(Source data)
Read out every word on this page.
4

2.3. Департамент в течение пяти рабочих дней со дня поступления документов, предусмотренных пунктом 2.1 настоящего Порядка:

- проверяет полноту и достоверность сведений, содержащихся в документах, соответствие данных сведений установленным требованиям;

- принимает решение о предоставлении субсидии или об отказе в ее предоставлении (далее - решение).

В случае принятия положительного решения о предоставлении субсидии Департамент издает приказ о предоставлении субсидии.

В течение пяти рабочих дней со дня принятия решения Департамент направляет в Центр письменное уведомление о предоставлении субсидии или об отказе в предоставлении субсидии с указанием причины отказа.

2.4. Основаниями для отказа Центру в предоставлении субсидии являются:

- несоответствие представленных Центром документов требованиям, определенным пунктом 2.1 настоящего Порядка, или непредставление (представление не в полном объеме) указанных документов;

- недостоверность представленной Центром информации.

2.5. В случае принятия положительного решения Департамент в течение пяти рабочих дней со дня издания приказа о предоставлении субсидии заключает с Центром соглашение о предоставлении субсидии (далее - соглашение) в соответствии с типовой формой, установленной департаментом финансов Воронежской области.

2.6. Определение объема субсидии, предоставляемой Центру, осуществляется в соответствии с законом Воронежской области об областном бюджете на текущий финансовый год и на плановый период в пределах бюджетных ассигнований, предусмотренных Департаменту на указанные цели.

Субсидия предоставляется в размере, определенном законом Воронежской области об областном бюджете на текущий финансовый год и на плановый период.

(YOUR GOAL):
Check all the records above and select each line where the string "дней" is found.

(REPLY):
2.3. Департамент в течение пяти рабочих дней со дня поступления документов, предусмотренных пунктом 2.1 настоящего Порядка:
В течение пяти рабочих дней со дня принятия решения Департамент направляет в Центр письменное уведомление о предоставлении субсидии или об отказе в предоставлении субсидии с указанием причины отказа.
2.5. В случае принятия положительного решения Департамент в течение пяти рабочих дней со дня издания приказа о предоставлении субсидии заключает с Центром соглашение о предоставлении субсидии (далее - соглашение) в соответствии с типовой формой, установленной департаментом финансов Воронежской области.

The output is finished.